## What to produce
Locate every line in the records below that contains the word "Eclâmpsia", and copy each one.

(Records from a data collection)
● ● ● ● ●
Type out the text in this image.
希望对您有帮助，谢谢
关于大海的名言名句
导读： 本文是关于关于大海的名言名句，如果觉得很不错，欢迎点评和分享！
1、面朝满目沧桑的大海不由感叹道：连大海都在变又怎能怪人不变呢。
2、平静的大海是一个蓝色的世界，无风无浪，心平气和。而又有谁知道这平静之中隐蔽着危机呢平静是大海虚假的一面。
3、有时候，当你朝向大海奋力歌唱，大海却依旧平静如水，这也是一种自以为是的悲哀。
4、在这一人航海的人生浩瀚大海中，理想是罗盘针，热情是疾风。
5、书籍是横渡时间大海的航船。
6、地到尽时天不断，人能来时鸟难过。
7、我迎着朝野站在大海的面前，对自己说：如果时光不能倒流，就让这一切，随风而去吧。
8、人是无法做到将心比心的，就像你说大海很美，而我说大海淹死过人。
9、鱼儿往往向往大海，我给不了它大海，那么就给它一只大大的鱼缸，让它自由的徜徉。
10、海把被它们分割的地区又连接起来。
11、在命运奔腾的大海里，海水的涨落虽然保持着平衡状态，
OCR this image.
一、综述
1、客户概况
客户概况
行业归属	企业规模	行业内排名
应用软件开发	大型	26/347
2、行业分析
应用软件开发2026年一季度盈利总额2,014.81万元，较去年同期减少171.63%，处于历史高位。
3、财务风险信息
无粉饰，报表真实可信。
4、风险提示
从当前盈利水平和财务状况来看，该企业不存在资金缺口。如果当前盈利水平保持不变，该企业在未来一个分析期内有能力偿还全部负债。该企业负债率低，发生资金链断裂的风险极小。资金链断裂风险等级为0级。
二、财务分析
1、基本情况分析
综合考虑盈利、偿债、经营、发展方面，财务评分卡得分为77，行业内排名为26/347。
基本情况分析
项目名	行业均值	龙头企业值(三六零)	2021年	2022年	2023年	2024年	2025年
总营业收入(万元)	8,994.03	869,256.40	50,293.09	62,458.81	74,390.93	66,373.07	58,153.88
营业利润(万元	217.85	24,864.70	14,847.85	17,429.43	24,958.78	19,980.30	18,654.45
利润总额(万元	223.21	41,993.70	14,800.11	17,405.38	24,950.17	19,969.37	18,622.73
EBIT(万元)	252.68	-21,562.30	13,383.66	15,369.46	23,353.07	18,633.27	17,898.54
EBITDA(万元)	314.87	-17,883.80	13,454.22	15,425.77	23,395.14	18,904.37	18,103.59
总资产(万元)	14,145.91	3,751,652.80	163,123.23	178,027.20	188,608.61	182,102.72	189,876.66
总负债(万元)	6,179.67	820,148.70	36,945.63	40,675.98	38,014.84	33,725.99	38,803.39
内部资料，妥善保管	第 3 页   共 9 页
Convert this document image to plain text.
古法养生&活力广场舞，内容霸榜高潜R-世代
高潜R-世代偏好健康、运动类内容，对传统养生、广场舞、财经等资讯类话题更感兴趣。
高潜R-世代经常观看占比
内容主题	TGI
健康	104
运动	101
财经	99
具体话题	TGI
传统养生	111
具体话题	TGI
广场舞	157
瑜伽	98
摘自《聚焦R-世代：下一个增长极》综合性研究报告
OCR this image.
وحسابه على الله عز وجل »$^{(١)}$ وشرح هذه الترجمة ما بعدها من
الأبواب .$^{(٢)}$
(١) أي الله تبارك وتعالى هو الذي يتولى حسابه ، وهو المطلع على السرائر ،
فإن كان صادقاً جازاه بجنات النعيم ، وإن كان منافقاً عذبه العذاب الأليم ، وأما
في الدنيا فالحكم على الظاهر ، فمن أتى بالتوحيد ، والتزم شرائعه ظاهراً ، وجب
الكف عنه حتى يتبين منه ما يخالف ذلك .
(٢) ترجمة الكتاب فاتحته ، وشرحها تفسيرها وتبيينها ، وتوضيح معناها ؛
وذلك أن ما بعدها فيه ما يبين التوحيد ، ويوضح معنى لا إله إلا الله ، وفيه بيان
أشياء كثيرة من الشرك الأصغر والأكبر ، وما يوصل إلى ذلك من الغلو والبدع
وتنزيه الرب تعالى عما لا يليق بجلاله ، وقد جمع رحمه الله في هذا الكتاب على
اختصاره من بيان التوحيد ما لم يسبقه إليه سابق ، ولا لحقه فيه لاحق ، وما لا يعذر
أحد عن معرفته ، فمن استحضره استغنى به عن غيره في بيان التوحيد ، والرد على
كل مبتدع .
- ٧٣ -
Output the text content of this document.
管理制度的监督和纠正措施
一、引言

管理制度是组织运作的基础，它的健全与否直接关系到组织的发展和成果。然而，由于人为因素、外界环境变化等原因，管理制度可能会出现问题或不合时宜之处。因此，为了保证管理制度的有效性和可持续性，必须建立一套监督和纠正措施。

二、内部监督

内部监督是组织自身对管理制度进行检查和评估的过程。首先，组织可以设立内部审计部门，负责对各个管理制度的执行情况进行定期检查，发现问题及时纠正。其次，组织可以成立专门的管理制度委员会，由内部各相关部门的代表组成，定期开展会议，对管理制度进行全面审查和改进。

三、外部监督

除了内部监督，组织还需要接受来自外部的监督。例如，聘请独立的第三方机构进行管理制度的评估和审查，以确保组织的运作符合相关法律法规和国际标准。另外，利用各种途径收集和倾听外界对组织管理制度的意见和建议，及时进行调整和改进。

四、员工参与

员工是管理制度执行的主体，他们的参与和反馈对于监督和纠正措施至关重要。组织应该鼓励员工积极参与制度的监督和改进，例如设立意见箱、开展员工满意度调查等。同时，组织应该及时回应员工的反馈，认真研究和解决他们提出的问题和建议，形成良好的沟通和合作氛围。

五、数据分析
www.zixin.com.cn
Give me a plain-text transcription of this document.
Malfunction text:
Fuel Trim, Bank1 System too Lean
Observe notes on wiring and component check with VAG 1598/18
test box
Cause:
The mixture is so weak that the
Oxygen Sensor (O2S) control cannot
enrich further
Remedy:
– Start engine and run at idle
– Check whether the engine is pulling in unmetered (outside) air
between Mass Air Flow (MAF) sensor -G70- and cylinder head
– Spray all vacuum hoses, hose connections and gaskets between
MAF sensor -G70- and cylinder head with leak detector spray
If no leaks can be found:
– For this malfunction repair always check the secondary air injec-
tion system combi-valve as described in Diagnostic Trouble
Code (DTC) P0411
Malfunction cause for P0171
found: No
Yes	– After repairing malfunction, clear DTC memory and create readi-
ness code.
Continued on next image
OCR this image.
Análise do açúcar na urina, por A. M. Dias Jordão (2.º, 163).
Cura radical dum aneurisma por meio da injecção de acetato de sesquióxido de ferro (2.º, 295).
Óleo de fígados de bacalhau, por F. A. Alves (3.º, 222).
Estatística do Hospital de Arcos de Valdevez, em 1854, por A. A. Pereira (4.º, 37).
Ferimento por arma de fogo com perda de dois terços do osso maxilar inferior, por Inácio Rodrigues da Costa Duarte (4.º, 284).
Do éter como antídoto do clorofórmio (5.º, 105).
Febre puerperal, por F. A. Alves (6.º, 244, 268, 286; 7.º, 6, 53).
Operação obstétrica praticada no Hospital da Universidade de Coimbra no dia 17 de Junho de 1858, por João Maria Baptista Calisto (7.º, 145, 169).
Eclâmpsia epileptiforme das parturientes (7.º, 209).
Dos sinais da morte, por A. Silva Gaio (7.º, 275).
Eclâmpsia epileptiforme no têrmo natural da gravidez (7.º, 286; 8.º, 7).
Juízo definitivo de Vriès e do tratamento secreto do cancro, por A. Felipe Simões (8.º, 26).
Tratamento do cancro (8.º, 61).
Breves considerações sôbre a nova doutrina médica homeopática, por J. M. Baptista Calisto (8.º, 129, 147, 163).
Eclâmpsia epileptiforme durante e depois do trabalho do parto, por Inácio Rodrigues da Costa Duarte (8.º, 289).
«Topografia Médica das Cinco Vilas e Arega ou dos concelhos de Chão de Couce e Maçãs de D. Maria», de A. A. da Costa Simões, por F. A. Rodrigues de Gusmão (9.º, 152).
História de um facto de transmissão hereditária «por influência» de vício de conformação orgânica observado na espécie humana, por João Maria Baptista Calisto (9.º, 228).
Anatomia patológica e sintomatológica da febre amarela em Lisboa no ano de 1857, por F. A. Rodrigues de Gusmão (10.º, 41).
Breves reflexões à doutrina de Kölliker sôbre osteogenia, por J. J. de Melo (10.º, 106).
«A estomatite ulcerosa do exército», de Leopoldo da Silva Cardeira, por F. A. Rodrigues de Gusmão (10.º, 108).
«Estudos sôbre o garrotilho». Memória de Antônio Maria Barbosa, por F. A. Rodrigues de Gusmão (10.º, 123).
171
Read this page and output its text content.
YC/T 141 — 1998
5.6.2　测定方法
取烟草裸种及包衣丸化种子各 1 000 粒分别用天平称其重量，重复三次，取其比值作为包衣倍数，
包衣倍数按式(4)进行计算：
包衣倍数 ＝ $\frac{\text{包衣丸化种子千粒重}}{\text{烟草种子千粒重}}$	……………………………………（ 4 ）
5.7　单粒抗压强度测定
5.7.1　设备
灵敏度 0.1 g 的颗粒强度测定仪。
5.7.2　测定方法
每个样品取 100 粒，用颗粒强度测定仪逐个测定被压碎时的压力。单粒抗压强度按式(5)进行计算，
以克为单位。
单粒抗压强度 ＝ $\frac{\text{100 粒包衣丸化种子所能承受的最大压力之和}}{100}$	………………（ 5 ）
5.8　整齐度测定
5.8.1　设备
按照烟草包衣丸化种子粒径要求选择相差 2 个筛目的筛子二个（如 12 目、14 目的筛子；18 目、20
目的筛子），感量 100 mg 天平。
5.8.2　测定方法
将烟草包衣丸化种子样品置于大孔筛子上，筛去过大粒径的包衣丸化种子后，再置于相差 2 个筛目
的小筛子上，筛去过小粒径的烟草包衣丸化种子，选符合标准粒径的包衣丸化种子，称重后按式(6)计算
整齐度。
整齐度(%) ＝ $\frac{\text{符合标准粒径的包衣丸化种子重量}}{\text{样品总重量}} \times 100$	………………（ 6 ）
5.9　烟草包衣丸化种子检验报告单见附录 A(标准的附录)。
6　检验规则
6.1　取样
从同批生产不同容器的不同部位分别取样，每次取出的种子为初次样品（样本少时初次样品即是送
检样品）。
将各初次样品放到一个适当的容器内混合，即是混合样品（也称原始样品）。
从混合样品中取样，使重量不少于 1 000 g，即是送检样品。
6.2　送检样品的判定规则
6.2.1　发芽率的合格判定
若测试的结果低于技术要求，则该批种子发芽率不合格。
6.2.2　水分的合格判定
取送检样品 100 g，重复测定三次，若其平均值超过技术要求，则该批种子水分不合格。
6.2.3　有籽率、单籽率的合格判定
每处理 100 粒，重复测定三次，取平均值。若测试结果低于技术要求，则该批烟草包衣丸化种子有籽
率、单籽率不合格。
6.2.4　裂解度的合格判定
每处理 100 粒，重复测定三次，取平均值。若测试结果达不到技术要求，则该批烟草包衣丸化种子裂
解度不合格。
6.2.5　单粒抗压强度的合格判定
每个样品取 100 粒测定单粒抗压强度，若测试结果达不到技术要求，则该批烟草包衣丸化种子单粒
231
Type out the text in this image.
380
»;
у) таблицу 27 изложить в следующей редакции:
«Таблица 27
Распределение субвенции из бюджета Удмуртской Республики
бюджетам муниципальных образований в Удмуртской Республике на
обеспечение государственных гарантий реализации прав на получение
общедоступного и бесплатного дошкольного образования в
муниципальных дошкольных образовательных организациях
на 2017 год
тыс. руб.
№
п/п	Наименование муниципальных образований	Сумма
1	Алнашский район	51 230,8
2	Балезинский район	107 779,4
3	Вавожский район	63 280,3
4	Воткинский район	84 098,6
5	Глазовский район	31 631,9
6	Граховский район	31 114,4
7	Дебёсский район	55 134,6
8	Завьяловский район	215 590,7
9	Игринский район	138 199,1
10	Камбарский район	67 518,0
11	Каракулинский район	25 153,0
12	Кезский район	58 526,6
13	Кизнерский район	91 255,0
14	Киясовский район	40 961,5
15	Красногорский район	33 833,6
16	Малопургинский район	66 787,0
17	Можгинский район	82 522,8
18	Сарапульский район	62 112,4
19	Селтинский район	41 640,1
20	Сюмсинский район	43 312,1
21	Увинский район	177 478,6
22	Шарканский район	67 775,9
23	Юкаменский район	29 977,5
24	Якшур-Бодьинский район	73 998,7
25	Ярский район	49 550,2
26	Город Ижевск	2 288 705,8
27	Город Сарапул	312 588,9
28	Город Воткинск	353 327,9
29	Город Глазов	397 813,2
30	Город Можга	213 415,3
● ● ● ● ●
## Answer to this exercise
Eclâmpsia epileptiforme das parturientes (7.º, 209).
Eclâmpsia epileptiforme no têrmo natural da gravidez (7.º, 286; 8.º, 7).
Eclâmpsia epileptiforme durante e depois do trabalho do parto, por Inácio Rodrigues da Costa Duarte (8.º, 289).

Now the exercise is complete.